-------- Information provided --------

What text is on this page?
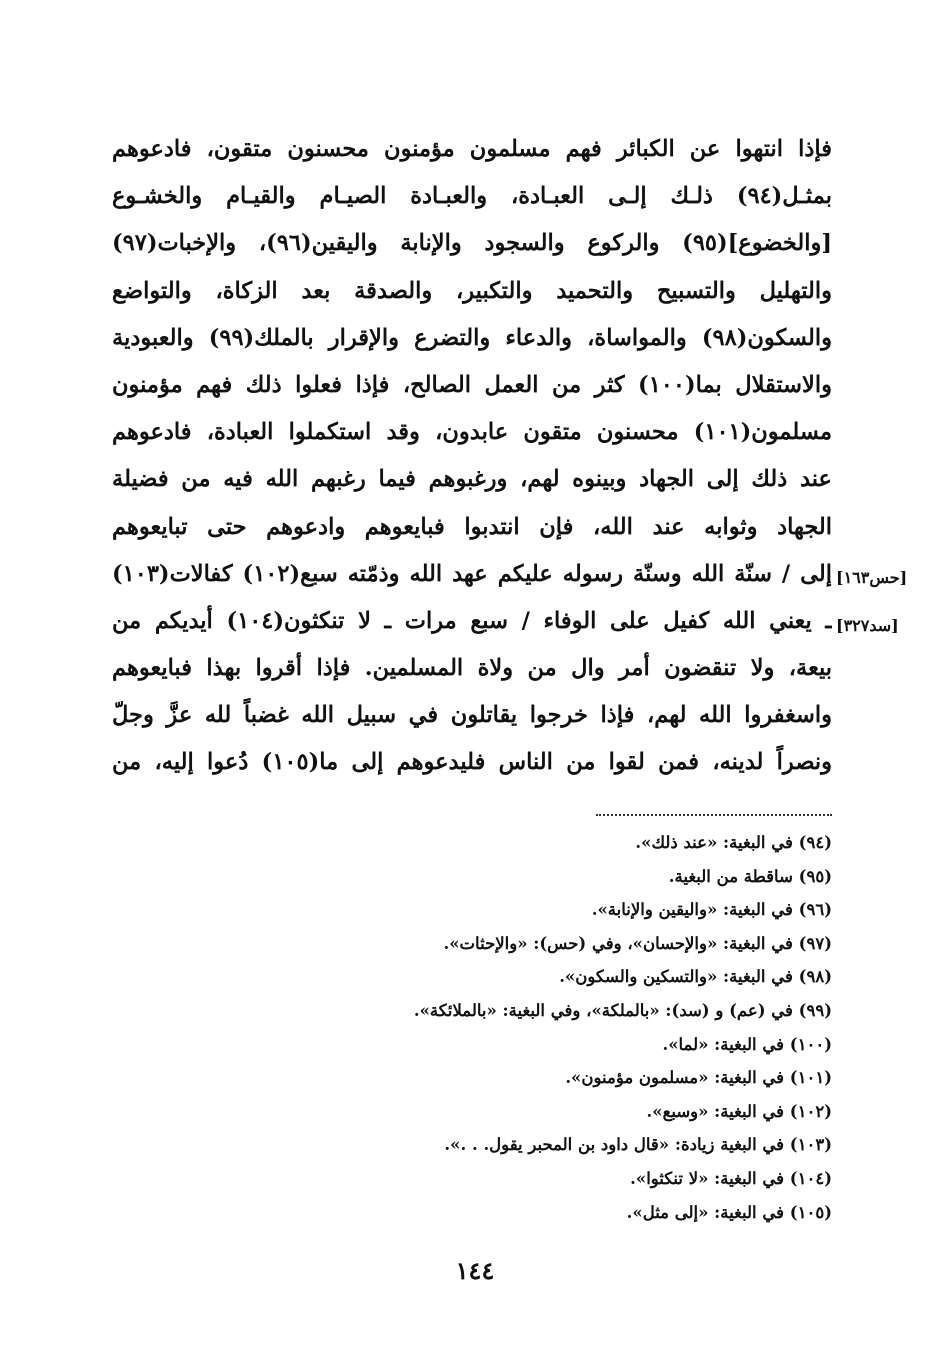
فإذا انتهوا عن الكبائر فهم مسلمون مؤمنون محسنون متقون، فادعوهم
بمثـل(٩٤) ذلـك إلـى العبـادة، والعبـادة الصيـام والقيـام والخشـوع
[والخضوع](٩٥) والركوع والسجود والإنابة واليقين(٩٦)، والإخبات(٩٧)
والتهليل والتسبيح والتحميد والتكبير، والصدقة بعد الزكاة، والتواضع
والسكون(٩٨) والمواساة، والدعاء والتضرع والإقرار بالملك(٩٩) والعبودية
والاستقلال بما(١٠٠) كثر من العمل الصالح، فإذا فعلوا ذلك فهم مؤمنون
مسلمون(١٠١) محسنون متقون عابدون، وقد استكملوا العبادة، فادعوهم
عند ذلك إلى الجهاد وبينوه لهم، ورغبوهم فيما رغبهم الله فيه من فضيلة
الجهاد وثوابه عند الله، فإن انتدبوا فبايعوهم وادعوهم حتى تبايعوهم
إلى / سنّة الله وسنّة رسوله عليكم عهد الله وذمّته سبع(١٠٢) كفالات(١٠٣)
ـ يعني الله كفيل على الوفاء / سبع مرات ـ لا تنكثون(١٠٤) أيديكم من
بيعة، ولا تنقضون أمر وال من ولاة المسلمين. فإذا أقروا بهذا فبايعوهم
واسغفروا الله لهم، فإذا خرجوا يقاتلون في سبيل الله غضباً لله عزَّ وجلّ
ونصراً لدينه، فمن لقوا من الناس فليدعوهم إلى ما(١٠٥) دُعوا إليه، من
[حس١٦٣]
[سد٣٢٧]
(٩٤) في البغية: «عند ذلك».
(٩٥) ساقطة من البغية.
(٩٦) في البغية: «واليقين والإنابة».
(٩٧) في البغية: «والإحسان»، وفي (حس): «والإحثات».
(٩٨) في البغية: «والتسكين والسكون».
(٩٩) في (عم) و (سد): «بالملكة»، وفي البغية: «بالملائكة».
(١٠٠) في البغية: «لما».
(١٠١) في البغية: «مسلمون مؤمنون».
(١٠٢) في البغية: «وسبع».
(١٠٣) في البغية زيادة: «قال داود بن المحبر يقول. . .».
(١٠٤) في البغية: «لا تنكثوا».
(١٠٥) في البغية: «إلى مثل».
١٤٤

--------
-------- Information provided --------

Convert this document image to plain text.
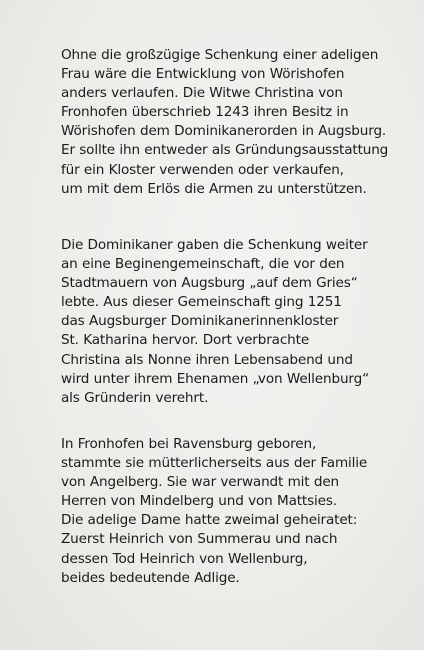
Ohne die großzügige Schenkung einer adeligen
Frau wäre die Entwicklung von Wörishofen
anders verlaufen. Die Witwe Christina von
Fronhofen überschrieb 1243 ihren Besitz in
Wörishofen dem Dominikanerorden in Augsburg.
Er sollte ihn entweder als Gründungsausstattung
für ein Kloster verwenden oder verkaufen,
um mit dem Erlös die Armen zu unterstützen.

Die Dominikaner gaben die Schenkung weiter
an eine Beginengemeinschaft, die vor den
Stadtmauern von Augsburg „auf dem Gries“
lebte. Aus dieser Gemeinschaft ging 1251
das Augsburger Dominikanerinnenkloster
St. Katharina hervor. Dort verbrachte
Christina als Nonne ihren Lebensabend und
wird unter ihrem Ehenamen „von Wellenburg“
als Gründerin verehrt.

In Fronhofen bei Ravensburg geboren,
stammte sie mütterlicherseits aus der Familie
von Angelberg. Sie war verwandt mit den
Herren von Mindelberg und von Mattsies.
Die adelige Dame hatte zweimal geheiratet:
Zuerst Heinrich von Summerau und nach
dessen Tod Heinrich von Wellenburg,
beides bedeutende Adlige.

--------

[Problem]: How many lines in the listing contain "والسكون"? Answer with the number alone.

[Answer for the task]: 2